Problem details:
Make an exact copy of the records, with the pictures left out.

─── Dataset content

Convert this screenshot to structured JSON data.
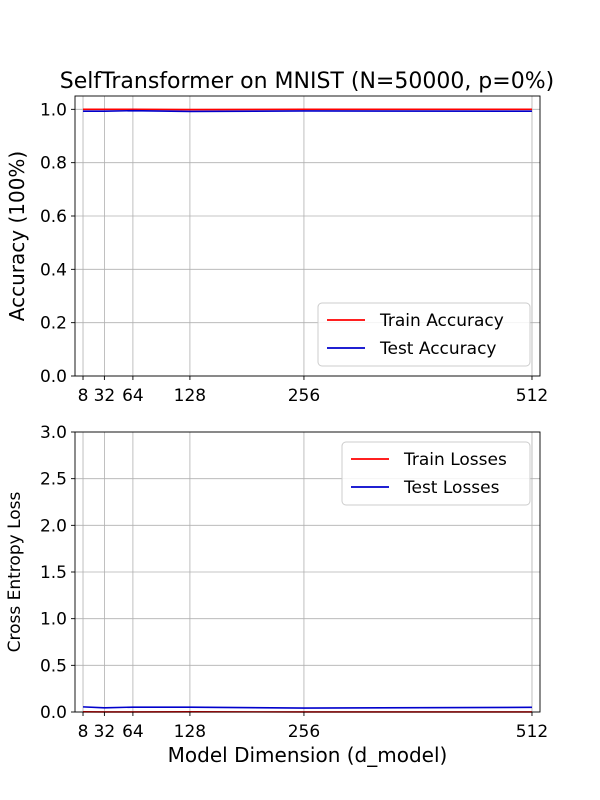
{
  "title": "SelfTransformer on MNIST (N=50000, p=0%)",
  "chart_data": [
    {
      "type": "line",
      "x": [
        8,
        32,
        64,
        128,
        256,
        512
      ],
      "xticks": [
        "8",
        "32",
        "64",
        "128",
        "256",
        "512"
      ],
      "xlim": [
        -1,
        521
      ],
      "ylim": [
        0,
        1.05
      ],
      "yticks": [
        "0.0",
        "0.2",
        "0.4",
        "0.6",
        "0.8",
        "1.0"
      ],
      "ytick_values": [
        0,
        0.2,
        0.4,
        0.6,
        0.8,
        1.0
      ],
      "xlabel": "",
      "ylabel": "Accuracy (100%)",
      "grid": true,
      "legend_position": "lower-right",
      "series": [
        {
          "name": "Train Accuracy",
          "color": "#ff0000",
          "values": [
            1.0,
            1.0,
            1.0,
            0.999,
            1.0,
            1.0
          ]
        },
        {
          "name": "Test Accuracy",
          "color": "#0000cc",
          "values": [
            0.993,
            0.993,
            0.995,
            0.992,
            0.994,
            0.993
          ]
        }
      ]
    },
    {
      "type": "line",
      "x": [
        8,
        32,
        64,
        128,
        256,
        512
      ],
      "xticks": [
        "8",
        "32",
        "64",
        "128",
        "256",
        "512"
      ],
      "xlim": [
        -1,
        521
      ],
      "ylim": [
        0,
        3.0
      ],
      "yticks": [
        "0.0",
        "0.5",
        "1.0",
        "1.5",
        "2.0",
        "2.5",
        "3.0"
      ],
      "ytick_values": [
        0,
        0.5,
        1.0,
        1.5,
        2.0,
        2.5,
        3.0
      ],
      "xlabel": "Model Dimension (d_model)",
      "ylabel": "Cross Entropy Loss",
      "grid": true,
      "legend_position": "upper-right",
      "series": [
        {
          "name": "Train Losses",
          "color": "#ff0000",
          "values": [
            0.002,
            0.001,
            0.001,
            0.002,
            0.001,
            0.001
          ]
        },
        {
          "name": "Test Losses",
          "color": "#0000cc",
          "values": [
            0.055,
            0.045,
            0.052,
            0.052,
            0.042,
            0.05
          ]
        }
      ]
    }
  ]
}
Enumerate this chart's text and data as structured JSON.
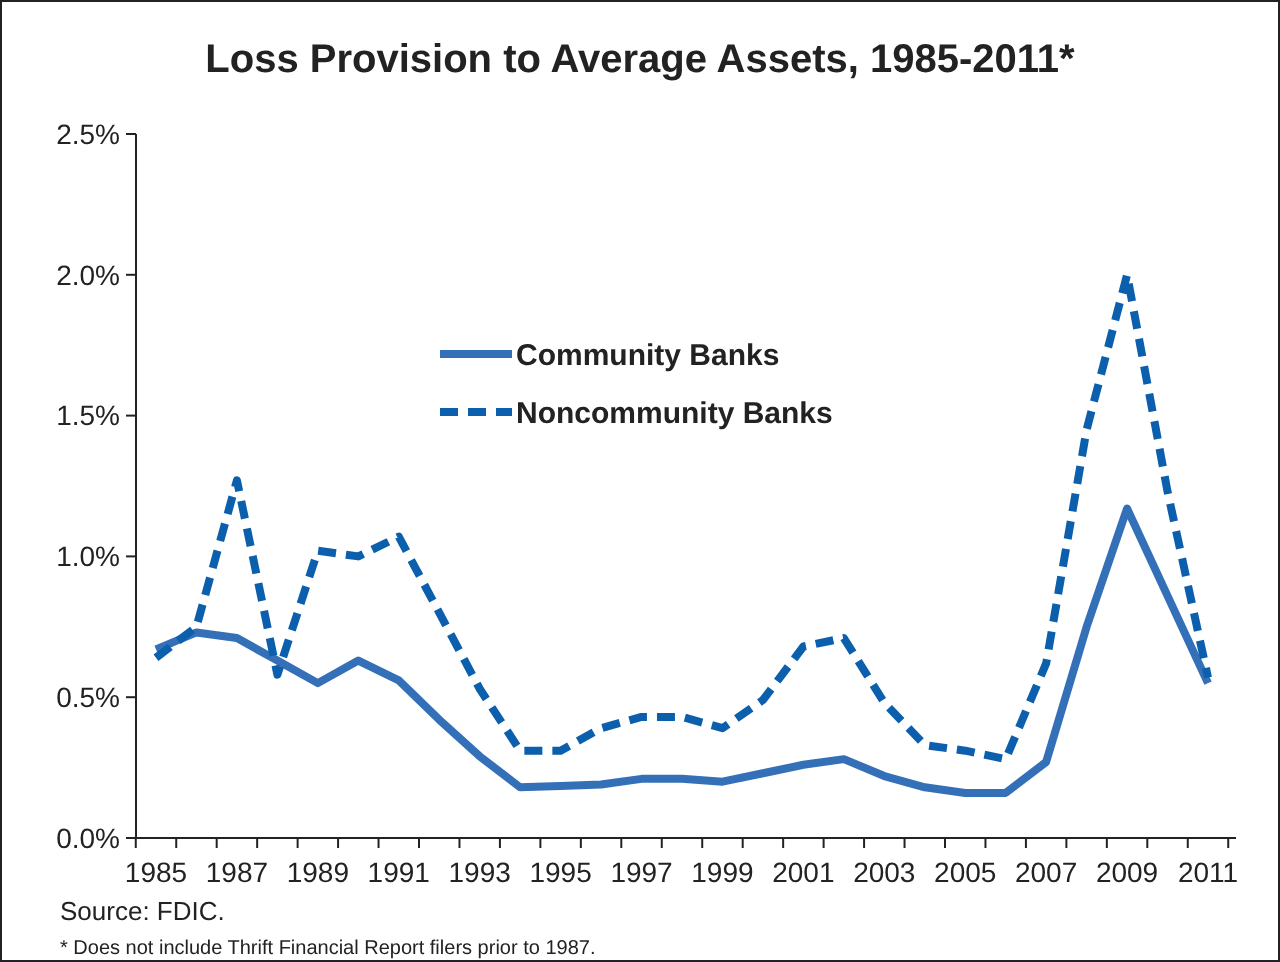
{
  "chart_data": {
    "type": "line",
    "title": "Loss Provision to Average Assets, 1985-2011*",
    "categories": [
      "1985",
      null,
      "1987",
      null,
      "1989",
      null,
      "1991",
      null,
      "1993",
      null,
      "1995",
      null,
      "1997",
      null,
      "1999",
      null,
      "2001",
      null,
      "2003",
      null,
      "2005",
      null,
      "2007",
      null,
      "2009",
      null,
      "2011"
    ],
    "series": [
      {
        "name": "Community Banks",
        "color": "#3470b8",
        "line_style": "solid",
        "values": [
          0.67,
          0.73,
          0.71,
          0.63,
          0.55,
          0.63,
          0.56,
          0.42,
          0.29,
          0.18,
          0.185,
          0.19,
          0.21,
          0.21,
          0.2,
          0.23,
          0.26,
          0.28,
          0.22,
          0.18,
          0.16,
          0.16,
          0.27,
          0.75,
          1.17,
          0.86,
          0.55
        ]
      },
      {
        "name": "Noncommunity Banks",
        "color": "#0b5fad",
        "line_style": "dashed",
        "values": [
          0.64,
          0.75,
          1.27,
          0.58,
          1.02,
          1.0,
          1.07,
          0.8,
          0.53,
          0.31,
          0.31,
          0.39,
          0.43,
          0.43,
          0.39,
          0.49,
          0.68,
          0.71,
          0.48,
          0.33,
          0.31,
          0.28,
          0.62,
          1.45,
          2.0,
          1.23,
          0.57
        ]
      }
    ],
    "ylim": [
      0,
      2.5
    ],
    "yticks": [
      {
        "value": 0,
        "label": "0.0%"
      },
      {
        "value": 0.5,
        "label": "0.5%"
      },
      {
        "value": 1,
        "label": "1.0%"
      },
      {
        "value": 1.5,
        "label": "1.5%"
      },
      {
        "value": 2,
        "label": "2.0%"
      },
      {
        "value": 2.5,
        "label": "2.5%"
      }
    ],
    "grid": false,
    "legend": "top left",
    "marker": "none",
    "annotations": [
      "Source: FDIC.",
      "* Does not include Thrift Financial Report filers prior to 1987."
    ]
  }
}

──────

Solution for this problem:
Convert this screenshot to structured JSON data.
{
  "title": "SelfTransformer on MNIST (N=50000, p=0%)",
  "chart_data": [
    {
      "type": "line",
      "x": [
        8,
        32,
        64,
        128,
        256,
        512
      ],
      "xticks": [
        "8",
        "32",
        "64",
        "128",
        "256",
        "512"
      ],
      "xlim": [
        -1,
        521
      ],
      "ylim": [
        0,
        1.05
      ],
      "yticks": [
        "0.0",
        "0.2",
        "0.4",
        "0.6",
        "0.8",
        "1.0"
      ],
      "ytick_values": [
        0,
        0.2,
        0.4,
        0.6,
        0.8,
        1.0
      ],
      "xlabel": "",
      "ylabel": "Accuracy (100%)",
      "grid": true,
      "legend_position": "lower-right",
      "series": [
        {
          "name": "Train Accuracy",
          "color": "#ff0000",
          "values": [
            1.0,
            1.0,
            1.0,
            0.999,
            1.0,
            1.0
          ]
        },
        {
          "name": "Test Accuracy",
          "color": "#0000cc",
          "values": [
            0.993,
            0.993,
            0.995,
            0.992,
            0.994,
            0.993
          ]
        }
      ]
    },
    {
      "type": "line",
      "x": [
        8,
        32,
        64,
        128,
        256,
        512
      ],
      "xticks": [
        "8",
        "32",
        "64",
        "128",
        "256",
        "512"
      ],
      "xlim": [
        -1,
        521
      ],
      "ylim": [
        0,
        3.0
      ],
      "yticks": [
        "0.0",
        "0.5",
        "1.0",
        "1.5",
        "2.0",
        "2.5",
        "3.0"
      ],
      "ytick_values": [
        0,
        0.5,
        1.0,
        1.5,
        2.0,
        2.5,
        3.0
      ],
      "xlabel": "Model Dimension (d_model)",
      "ylabel": "Cross Entropy Loss",
      "grid": true,
      "legend_position": "upper-right",
      "series": [
        {
          "name": "Train Losses",
          "color": "#ff0000",
          "values": [
            0.002,
            0.001,
            0.001,
            0.002,
            0.001,
            0.001
          ]
        },
        {
          "name": "Test Losses",
          "color": "#0000cc",
          "values": [
            0.055,
            0.045,
            0.052,
            0.052,
            0.042,
            0.05
          ]
        }
      ]
    }
  ]
}
Enumerate this chart's text and data as structured JSON.
{
  "chart_data": {
    "type": "line",
    "title": "Loss Provision to Average Assets, 1985-2011*",
    "categories": [
      "1985",
      null,
      "1987",
      null,
      "1989",
      null,
      "1991",
      null,
      "1993",
      null,
      "1995",
      null,
      "1997",
      null,
      "1999",
      null,
      "2001",
      null,
      "2003",
      null,
      "2005",
      null,
      "2007",
      null,
      "2009",
      null,
      "2011"
    ],
    "series": [
      {
        "name": "Community Banks",
        "color": "#3470b8",
        "line_style": "solid",
        "values": [
          0.67,
          0.73,
          0.71,
          0.63,
          0.55,
          0.63,
          0.56,
          0.42,
          0.29,
          0.18,
          0.185,
          0.19,
          0.21,
          0.21,
          0.2,
          0.23,
          0.26,
          0.28,
          0.22,
          0.18,
          0.16,
          0.16,
          0.27,
          0.75,
          1.17,
          0.86,
          0.55
        ]
      },
      {
        "name": "Noncommunity Banks",
        "color": "#0b5fad",
        "line_style": "dashed",
        "values": [
          0.64,
          0.75,
          1.27,
          0.58,
          1.02,
          1.0,
          1.07,
          0.8,
          0.53,
          0.31,
          0.31,
          0.39,
          0.43,
          0.43,
          0.39,
          0.49,
          0.68,
          0.71,
          0.48,
          0.33,
          0.31,
          0.28,
          0.62,
          1.45,
          2.0,
          1.23,
          0.57
        ]
      }
    ],
    "ylim": [
      0,
      2.5
    ],
    "yticks": [
      {
        "value": 0,
        "label": "0.0%"
      },
      {
        "value": 0.5,
        "label": "0.5%"
      },
      {
        "value": 1,
        "label": "1.0%"
      },
      {
        "value": 1.5,
        "label": "1.5%"
      },
      {
        "value": 2,
        "label": "2.0%"
      },
      {
        "value": 2.5,
        "label": "2.5%"
      }
    ],
    "grid": false,
    "legend": "top left",
    "marker": "none",
    "annotations": [
      "Source: FDIC.",
      "* Does not include Thrift Financial Report filers prior to 1987."
    ]
  }
}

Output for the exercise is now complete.